[Start of Records provided]

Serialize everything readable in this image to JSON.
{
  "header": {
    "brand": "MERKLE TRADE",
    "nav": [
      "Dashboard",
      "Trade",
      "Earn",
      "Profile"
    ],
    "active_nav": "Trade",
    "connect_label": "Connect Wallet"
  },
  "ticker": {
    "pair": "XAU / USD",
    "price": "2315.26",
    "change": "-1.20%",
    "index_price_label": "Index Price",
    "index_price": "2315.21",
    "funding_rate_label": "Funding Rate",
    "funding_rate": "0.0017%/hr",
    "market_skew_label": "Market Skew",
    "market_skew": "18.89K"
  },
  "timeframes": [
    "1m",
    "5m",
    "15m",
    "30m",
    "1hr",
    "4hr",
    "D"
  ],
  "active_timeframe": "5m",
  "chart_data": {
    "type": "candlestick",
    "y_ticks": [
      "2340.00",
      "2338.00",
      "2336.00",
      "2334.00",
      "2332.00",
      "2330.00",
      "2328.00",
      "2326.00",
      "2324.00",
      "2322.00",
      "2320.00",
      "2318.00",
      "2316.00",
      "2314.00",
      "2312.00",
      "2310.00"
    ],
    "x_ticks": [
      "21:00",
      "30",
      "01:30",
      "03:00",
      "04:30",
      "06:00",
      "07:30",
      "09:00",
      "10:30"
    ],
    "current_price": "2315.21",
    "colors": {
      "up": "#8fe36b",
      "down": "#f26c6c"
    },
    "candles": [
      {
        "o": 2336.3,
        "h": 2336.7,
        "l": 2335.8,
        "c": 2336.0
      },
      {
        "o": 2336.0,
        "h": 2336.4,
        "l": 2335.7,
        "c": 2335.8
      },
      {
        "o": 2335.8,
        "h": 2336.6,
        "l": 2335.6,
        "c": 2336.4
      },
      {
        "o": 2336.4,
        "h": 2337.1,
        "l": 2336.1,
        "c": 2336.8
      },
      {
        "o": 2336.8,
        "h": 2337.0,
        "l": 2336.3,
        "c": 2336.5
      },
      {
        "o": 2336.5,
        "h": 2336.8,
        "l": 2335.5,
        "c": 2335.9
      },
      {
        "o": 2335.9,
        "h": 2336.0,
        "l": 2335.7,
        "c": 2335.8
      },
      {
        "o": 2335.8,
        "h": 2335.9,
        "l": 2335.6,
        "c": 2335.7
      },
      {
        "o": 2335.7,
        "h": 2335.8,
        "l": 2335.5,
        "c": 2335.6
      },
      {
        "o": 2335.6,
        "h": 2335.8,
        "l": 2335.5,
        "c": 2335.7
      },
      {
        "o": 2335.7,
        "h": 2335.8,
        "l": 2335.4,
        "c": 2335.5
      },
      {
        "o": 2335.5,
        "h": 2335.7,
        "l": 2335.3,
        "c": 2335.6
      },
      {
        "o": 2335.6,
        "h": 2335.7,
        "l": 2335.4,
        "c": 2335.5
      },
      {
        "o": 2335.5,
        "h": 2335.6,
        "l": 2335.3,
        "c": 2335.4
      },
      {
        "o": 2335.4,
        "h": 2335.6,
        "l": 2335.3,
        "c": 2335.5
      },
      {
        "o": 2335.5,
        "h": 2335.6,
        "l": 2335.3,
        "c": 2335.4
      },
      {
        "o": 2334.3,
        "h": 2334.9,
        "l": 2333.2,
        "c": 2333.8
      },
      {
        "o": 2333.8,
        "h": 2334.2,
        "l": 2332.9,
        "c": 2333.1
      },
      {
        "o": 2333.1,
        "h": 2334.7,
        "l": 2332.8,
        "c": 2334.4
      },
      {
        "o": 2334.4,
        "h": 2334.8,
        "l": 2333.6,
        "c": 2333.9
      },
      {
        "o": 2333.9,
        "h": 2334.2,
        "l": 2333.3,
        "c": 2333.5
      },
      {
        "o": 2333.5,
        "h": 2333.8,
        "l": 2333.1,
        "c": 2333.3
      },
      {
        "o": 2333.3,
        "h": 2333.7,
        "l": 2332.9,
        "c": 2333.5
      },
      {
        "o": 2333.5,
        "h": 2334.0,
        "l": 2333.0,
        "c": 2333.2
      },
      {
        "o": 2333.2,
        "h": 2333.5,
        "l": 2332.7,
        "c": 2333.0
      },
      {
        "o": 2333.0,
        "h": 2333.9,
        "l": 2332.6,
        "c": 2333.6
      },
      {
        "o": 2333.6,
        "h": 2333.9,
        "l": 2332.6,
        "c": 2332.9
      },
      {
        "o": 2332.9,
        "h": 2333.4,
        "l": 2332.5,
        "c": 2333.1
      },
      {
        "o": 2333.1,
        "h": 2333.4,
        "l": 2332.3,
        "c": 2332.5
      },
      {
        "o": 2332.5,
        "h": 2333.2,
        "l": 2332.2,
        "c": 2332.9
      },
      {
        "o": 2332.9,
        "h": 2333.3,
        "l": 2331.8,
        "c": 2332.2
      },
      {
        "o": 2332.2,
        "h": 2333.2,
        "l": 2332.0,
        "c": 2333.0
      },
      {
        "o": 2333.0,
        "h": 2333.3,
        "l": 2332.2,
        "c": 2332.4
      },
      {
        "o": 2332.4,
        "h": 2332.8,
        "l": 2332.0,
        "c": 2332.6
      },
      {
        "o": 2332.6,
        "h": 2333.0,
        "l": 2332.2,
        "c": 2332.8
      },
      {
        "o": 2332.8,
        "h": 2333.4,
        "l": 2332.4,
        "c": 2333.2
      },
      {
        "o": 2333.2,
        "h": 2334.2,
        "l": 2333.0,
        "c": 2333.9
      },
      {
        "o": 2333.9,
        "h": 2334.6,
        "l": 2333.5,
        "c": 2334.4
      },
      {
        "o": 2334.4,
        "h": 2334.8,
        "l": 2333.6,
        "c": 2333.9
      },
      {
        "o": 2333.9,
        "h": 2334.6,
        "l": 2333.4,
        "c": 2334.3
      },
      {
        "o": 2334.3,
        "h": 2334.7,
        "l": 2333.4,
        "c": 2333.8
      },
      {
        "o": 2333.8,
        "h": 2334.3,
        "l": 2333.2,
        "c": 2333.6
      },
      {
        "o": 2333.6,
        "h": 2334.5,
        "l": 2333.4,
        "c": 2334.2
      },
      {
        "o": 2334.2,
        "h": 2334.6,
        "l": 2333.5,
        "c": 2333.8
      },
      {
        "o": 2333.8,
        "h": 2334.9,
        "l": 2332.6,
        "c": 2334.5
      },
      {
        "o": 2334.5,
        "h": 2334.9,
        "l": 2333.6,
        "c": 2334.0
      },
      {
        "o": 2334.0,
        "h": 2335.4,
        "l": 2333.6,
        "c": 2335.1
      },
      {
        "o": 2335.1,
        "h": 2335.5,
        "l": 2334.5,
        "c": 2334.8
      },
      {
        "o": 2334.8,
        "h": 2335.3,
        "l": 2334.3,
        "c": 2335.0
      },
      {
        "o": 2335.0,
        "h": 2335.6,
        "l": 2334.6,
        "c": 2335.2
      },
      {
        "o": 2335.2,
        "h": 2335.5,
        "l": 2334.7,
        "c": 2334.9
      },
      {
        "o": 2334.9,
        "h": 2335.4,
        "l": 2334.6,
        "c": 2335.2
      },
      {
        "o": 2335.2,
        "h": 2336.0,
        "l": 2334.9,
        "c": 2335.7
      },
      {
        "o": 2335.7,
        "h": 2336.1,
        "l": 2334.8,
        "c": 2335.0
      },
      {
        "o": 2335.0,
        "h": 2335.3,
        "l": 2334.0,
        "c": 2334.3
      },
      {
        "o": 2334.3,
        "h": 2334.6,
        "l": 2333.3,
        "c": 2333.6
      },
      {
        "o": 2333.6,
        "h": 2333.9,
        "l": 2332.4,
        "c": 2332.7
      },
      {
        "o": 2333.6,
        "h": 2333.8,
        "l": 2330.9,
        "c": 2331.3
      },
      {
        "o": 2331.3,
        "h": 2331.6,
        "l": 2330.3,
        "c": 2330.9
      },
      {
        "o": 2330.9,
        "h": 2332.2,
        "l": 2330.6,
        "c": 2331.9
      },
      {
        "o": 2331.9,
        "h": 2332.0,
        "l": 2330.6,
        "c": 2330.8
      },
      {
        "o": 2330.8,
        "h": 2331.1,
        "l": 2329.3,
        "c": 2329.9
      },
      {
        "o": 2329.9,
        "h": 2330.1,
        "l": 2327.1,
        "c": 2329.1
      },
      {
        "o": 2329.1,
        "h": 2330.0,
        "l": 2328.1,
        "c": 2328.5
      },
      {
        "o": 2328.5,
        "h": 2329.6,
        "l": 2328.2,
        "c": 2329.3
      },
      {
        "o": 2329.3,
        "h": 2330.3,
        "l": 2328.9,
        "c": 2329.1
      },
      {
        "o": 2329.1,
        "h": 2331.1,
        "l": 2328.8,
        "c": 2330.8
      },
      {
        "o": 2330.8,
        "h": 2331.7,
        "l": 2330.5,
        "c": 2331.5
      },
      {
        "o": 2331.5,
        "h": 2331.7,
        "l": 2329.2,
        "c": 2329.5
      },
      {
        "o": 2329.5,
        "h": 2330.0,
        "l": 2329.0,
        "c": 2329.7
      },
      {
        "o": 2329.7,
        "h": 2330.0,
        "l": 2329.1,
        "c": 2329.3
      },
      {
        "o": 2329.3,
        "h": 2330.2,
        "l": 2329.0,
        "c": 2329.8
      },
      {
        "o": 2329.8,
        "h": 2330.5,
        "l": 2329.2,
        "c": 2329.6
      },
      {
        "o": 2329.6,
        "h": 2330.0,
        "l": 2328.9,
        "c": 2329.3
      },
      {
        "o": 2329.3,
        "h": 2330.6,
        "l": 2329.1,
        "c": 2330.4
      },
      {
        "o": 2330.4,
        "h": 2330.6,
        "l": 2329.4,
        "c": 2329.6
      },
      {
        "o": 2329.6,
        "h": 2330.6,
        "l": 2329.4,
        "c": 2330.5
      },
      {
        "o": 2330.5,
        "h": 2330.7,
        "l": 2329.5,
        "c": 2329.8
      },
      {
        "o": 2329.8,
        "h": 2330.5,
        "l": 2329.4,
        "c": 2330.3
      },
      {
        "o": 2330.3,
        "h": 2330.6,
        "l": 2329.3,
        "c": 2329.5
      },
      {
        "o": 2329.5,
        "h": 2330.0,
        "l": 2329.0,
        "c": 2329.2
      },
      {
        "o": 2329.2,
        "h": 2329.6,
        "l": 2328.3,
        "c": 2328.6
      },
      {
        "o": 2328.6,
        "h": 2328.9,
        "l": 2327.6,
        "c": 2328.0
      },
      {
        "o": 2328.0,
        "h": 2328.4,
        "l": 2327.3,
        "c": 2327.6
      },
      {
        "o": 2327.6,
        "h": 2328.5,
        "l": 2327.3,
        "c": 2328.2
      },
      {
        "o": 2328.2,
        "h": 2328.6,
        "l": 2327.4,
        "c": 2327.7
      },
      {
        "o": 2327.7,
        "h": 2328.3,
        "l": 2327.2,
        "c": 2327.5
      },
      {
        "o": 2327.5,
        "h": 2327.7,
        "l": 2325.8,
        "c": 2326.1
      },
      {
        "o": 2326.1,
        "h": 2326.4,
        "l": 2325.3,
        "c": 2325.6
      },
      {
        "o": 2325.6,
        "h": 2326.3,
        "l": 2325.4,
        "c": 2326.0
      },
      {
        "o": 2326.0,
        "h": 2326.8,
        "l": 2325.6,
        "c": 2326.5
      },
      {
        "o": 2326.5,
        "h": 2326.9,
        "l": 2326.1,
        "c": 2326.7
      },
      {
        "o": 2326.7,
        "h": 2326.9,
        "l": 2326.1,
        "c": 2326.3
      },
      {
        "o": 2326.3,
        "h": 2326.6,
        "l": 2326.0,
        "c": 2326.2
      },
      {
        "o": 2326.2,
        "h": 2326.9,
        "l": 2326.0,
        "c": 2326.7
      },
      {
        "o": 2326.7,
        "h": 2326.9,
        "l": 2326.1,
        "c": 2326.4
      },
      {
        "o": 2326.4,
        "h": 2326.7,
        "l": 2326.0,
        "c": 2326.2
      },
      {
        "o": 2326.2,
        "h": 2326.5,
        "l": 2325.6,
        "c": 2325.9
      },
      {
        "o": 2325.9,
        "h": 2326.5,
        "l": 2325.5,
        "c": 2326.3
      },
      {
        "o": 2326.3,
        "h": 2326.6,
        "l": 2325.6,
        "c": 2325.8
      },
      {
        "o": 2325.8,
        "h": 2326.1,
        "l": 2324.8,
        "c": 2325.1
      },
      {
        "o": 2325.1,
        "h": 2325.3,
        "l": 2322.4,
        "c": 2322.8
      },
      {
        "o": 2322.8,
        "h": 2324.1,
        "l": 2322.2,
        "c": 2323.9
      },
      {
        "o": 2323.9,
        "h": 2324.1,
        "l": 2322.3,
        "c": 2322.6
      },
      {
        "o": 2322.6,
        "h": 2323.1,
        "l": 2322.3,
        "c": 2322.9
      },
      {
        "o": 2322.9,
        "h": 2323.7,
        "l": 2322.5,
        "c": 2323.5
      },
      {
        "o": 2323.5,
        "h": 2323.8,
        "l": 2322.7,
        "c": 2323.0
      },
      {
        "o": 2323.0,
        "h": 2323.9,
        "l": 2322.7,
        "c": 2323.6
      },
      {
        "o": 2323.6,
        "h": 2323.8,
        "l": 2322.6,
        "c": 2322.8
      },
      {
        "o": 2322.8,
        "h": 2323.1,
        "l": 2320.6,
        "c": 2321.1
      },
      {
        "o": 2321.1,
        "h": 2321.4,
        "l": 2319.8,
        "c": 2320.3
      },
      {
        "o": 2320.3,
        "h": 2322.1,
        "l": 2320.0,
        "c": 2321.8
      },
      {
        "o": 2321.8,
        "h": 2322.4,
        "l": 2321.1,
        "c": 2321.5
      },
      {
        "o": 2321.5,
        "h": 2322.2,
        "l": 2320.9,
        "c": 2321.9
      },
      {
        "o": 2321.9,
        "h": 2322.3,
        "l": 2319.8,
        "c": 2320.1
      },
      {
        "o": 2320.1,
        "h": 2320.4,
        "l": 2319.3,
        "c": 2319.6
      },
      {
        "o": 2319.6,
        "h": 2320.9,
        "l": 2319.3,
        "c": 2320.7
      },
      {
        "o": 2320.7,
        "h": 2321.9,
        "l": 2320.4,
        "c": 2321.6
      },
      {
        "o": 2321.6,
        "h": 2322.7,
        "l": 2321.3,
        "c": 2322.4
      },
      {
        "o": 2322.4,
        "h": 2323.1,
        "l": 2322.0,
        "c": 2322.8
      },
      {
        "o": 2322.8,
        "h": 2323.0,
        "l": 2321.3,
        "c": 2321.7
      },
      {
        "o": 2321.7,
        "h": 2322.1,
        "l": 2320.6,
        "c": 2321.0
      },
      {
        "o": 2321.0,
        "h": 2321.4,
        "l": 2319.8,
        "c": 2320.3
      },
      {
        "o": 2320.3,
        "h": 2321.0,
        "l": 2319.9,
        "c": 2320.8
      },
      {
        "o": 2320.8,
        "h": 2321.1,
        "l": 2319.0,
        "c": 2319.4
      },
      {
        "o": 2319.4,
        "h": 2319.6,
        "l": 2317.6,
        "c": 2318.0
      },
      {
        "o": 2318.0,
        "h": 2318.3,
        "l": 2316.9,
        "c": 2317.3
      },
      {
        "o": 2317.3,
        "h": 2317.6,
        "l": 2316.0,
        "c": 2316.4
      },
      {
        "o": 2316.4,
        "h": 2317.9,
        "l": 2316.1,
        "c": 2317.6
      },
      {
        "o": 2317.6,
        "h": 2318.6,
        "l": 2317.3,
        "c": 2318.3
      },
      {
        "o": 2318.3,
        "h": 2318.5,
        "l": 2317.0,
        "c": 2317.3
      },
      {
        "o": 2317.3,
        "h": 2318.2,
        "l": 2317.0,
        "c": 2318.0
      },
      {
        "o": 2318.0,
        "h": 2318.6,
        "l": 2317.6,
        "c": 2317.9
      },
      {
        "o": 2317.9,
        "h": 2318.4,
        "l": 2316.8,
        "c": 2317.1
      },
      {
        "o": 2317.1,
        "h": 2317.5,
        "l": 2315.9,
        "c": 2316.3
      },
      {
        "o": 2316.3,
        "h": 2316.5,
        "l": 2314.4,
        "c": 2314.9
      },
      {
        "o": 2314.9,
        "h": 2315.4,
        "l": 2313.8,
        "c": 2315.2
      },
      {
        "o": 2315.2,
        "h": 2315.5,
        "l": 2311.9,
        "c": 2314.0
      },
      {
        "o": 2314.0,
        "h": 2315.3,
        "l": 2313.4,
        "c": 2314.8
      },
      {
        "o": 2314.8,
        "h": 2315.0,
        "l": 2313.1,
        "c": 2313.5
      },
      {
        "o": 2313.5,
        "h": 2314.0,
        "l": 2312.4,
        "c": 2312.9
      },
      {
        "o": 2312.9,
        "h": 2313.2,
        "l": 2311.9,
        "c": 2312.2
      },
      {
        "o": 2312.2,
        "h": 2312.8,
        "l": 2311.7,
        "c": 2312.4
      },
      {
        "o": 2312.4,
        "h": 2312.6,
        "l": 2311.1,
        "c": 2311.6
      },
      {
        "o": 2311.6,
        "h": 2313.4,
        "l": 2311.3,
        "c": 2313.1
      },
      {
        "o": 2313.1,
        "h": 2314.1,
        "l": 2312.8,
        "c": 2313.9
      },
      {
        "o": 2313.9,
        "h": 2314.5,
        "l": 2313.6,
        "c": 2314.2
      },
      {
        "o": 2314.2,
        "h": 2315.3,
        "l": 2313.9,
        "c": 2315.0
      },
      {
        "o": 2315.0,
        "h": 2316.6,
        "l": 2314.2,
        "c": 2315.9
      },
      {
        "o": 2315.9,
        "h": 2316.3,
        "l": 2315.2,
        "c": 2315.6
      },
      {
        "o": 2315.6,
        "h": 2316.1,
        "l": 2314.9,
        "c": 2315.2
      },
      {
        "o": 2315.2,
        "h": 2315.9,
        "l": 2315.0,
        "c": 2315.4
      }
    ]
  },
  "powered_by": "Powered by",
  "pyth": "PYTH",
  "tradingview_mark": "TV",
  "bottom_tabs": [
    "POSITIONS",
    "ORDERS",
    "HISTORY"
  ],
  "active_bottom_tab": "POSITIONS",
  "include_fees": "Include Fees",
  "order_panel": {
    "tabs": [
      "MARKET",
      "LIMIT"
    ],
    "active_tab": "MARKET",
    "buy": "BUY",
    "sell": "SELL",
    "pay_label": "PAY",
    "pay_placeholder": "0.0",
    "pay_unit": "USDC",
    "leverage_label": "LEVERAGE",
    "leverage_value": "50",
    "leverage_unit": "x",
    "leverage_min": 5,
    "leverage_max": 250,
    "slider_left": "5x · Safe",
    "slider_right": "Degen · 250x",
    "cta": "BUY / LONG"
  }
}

[End of Records provided]

* **Exercise prompt**
Scan the material above for the string "POSITIONS" and return the lines that hold it.

* **Reply**
    "POSITIONS",
  "active_bottom_tab": "POSITIONS",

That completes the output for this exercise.